Data excerpts:
****************

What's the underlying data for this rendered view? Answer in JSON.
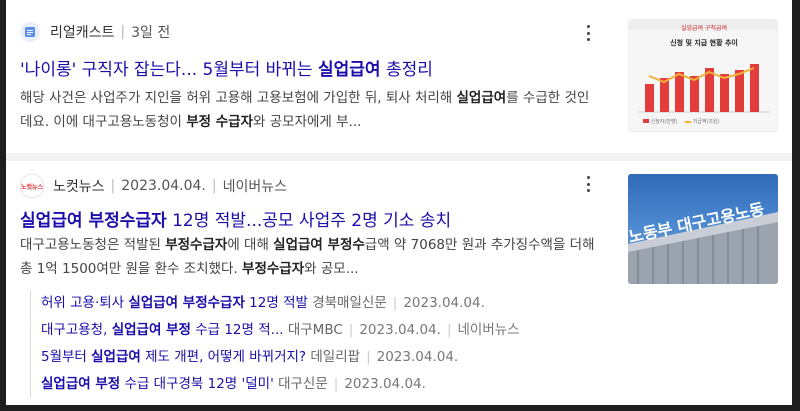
{
  "results": [
    {
      "source_name": "리얼캐스트",
      "source_time": "3일 전",
      "title": {
        "pre": "'나이롱' 구직자 잡는다... 5월부터 바뀌는 ",
        "bold": "실업급여",
        "post": " 총정리"
      },
      "snippet": {
        "p1": "해당 사건은 사업주가 지인을 허위 고용해 고용보험에 가입한 뒤, 퇴사 처리해 ",
        "b1": "실업급여",
        "p2": "를 수급한 것인데요. 이에 대구고용노동청이 ",
        "b2": "부정 수급자",
        "p3": "와 공모자에게 부..."
      },
      "thumbnail": {
        "caption_line1": "실업급여 구직급여",
        "caption_line2": "신청 및 지급 현황 추이",
        "legend1": "신청자(만명)",
        "legend2": "지급액(조원)"
      }
    },
    {
      "source_logo_text": "노컷뉴스",
      "source_name": "노컷뉴스",
      "source_date": "2023.04.04.",
      "source_portal": "네이버뉴스",
      "title": {
        "b1": "실업급여 부정수급자",
        "post": " 12명 적발...공모 사업주 2명 기소 송치"
      },
      "snippet": {
        "p1": "대구고용노동청은 적발된 ",
        "b1": "부정수급자",
        "p2": "에 대해 ",
        "b2": "실업급여 부정수",
        "p3": "급액 약 7068만 원과 추가징수액을 더해 총 1억 1500여만 원을 환수 조치했다. ",
        "b3": "부정수급자",
        "p4": "와 공모..."
      },
      "thumbnail": {
        "sign_text": "노동부 대구고용노동"
      },
      "related": [
        {
          "pre": "허위 고용·퇴사 ",
          "bold": "실업급여 부정수급자",
          "post": " 12명 적발",
          "press": "경북매일신문",
          "date": "2023.04.04."
        },
        {
          "pre": "대구고용청, ",
          "bold": "실업급여 부정",
          "post": " 수급 12명 적...",
          "press": "대구MBC",
          "date": "2023.04.04.",
          "portal": "네이버뉴스"
        },
        {
          "pre": "5월부터 ",
          "bold": "실업급여",
          "post": " 제도 개편, 어떻게 바뀌거지?",
          "press": "데일리팝",
          "date": "2023.04.04."
        },
        {
          "pre": "",
          "bold": "실업급여 부정",
          "post": " 수급 대구경북 12명 '덜미'",
          "press": "대구신문",
          "date": "2023.04.04."
        }
      ]
    }
  ],
  "colors": {
    "title_link": "#1a0dab",
    "chart_red": "#e33c3c",
    "chart_line": "#f2b233"
  },
  "icons": {
    "source1_logo": "document-icon",
    "more": "more-vertical-icon"
  }
}
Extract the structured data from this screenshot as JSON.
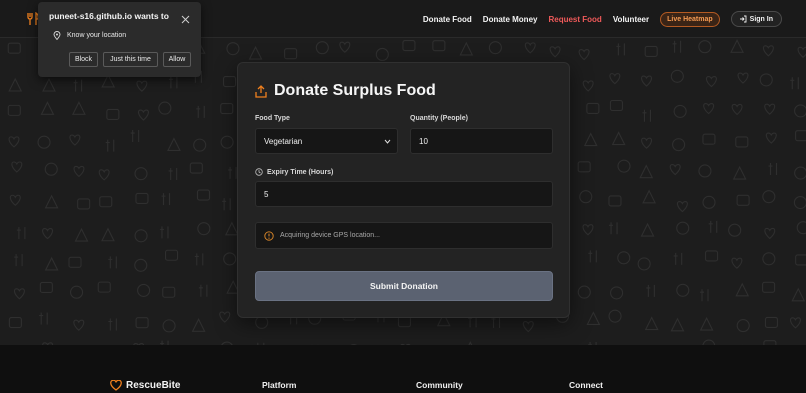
{
  "nav": {
    "links": [
      "Donate Food",
      "Donate Money",
      "Request Food",
      "Volunteer"
    ],
    "active_link": "Request Food",
    "heatmap_label": "Live Heatmap",
    "signin_label": "Sign In"
  },
  "permission": {
    "title": "puneet-s16.github.io wants to",
    "request": "Know your location",
    "buttons": [
      "Block",
      "Just this time",
      "Allow"
    ]
  },
  "form": {
    "title": "Donate Surplus Food",
    "food_type_label": "Food Type",
    "food_type_value": "Vegetarian",
    "quantity_label": "Quantity (People)",
    "quantity_value": "10",
    "expiry_label": "Expiry Time (Hours)",
    "expiry_value": "5",
    "status_text": "Acquiring device GPS location...",
    "submit_label": "Submit Donation"
  },
  "footer": {
    "brand": "RescueBite",
    "columns": [
      "Platform",
      "Community",
      "Connect"
    ]
  },
  "colors": {
    "accent": "#f0801e",
    "active_link": "#f05a5a",
    "submit_bg": "#5b6271"
  },
  "icons": [
    "fork-knife-icon",
    "sign-in-icon",
    "close-icon",
    "location-pin-icon",
    "share-upload-icon",
    "clock-icon",
    "info-icon",
    "heart-icon",
    "chevron-down-icon"
  ]
}
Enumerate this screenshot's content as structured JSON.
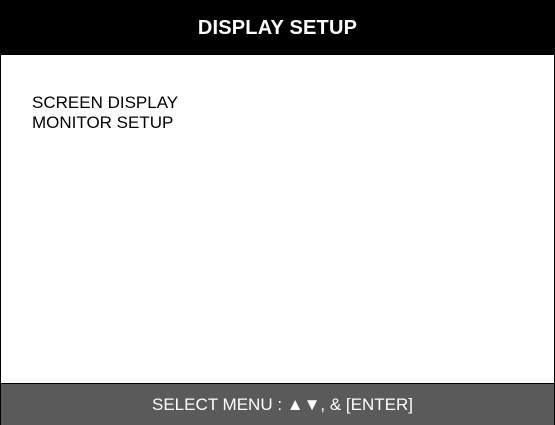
{
  "window": {
    "title": "DISPLAY SETUP"
  },
  "menu": {
    "items": [
      {
        "label": "SCREEN DISPLAY"
      },
      {
        "label": "MONITOR SETUP"
      }
    ]
  },
  "footer": {
    "hint": "SELECT MENU : ▲▼, & [ENTER]"
  },
  "colors": {
    "title_background": "#000000",
    "title_text": "#ffffff",
    "body_background": "#ffffff",
    "footer_background": "#5a5a5a",
    "footer_text": "#ffffff"
  }
}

****************

**Directions**
Excluding the pictures, restate the records above word for word.

**Exercise output**
What's the underlying data for this rendered view? Answer in JSON.
{
  "results": [
    {
      "source_name": "리얼캐스트",
      "source_time": "3일 전",
      "title": {
        "pre": "'나이롱' 구직자 잡는다... 5월부터 바뀌는 ",
        "bold": "실업급여",
        "post": " 총정리"
      },
      "snippet": {
        "p1": "해당 사건은 사업주가 지인을 허위 고용해 고용보험에 가입한 뒤, 퇴사 처리해 ",
        "b1": "실업급여",
        "p2": "를 수급한 것인데요. 이에 대구고용노동청이 ",
        "b2": "부정 수급자",
        "p3": "와 공모자에게 부..."
      },
      "thumbnail": {
        "caption_line1": "실업급여 구직급여",
        "caption_line2": "신청 및 지급 현황 추이",
        "legend1": "신청자(만명)",
        "legend2": "지급액(조원)"
      }
    },
    {
      "source_logo_text": "노컷뉴스",
      "source_name": "노컷뉴스",
      "source_date": "2023.04.04.",
      "source_portal": "네이버뉴스",
      "title": {
        "b1": "실업급여 부정수급자",
        "post": " 12명 적발...공모 사업주 2명 기소 송치"
      },
      "snippet": {
        "p1": "대구고용노동청은 적발된 ",
        "b1": "부정수급자",
        "p2": "에 대해 ",
        "b2": "실업급여 부정수",
        "p3": "급액 약 7068만 원과 추가징수액을 더해 총 1억 1500여만 원을 환수 조치했다. ",
        "b3": "부정수급자",
        "p4": "와 공모..."
      },
      "thumbnail": {
        "sign_text": "노동부 대구고용노동"
      },
      "related": [
        {
          "pre": "허위 고용·퇴사 ",
          "bold": "실업급여 부정수급자",
          "post": " 12명 적발",
          "press": "경북매일신문",
          "date": "2023.04.04."
        },
        {
          "pre": "대구고용청, ",
          "bold": "실업급여 부정",
          "post": " 수급 12명 적...",
          "press": "대구MBC",
          "date": "2023.04.04.",
          "portal": "네이버뉴스"
        },
        {
          "pre": "5월부터 ",
          "bold": "실업급여",
          "post": " 제도 개편, 어떻게 바뀌거지?",
          "press": "데일리팝",
          "date": "2023.04.04."
        },
        {
          "pre": "",
          "bold": "실업급여 부정",
          "post": " 수급 대구경북 12명 '덜미'",
          "press": "대구신문",
          "date": "2023.04.04."
        }
      ]
    }
  ],
  "colors": {
    "title_link": "#1a0dab",
    "chart_red": "#e33c3c",
    "chart_line": "#f2b233"
  },
  "icons": {
    "source1_logo": "document-icon",
    "more": "more-vertical-icon"
  }
}
Extract the structured data from this screenshot as JSON.
{
  "nav": {
    "links": [
      "Donate Food",
      "Donate Money",
      "Request Food",
      "Volunteer"
    ],
    "active_link": "Request Food",
    "heatmap_label": "Live Heatmap",
    "signin_label": "Sign In"
  },
  "permission": {
    "title": "puneet-s16.github.io wants to",
    "request": "Know your location",
    "buttons": [
      "Block",
      "Just this time",
      "Allow"
    ]
  },
  "form": {
    "title": "Donate Surplus Food",
    "food_type_label": "Food Type",
    "food_type_value": "Vegetarian",
    "quantity_label": "Quantity (People)",
    "quantity_value": "10",
    "expiry_label": "Expiry Time (Hours)",
    "expiry_value": "5",
    "status_text": "Acquiring device GPS location...",
    "submit_label": "Submit Donation"
  },
  "footer": {
    "brand": "RescueBite",
    "columns": [
      "Platform",
      "Community",
      "Connect"
    ]
  },
  "colors": {
    "accent": "#f0801e",
    "active_link": "#f05a5a",
    "submit_bg": "#5b6271"
  },
  "icons": [
    "fork-knife-icon",
    "sign-in-icon",
    "close-icon",
    "location-pin-icon",
    "share-upload-icon",
    "clock-icon",
    "info-icon",
    "heart-icon",
    "chevron-down-icon"
  ]
}
Enumerate this screenshot's content as structured JSON.
{
  "window": {
    "title": "DISPLAY SETUP"
  },
  "menu": {
    "items": [
      {
        "label": "SCREEN DISPLAY"
      },
      {
        "label": "MONITOR SETUP"
      }
    ]
  },
  "footer": {
    "hint": "SELECT MENU : ▲▼, & [ENTER]"
  },
  "colors": {
    "title_background": "#000000",
    "title_text": "#ffffff",
    "body_background": "#ffffff",
    "footer_background": "#5a5a5a",
    "footer_text": "#ffffff"
  }
}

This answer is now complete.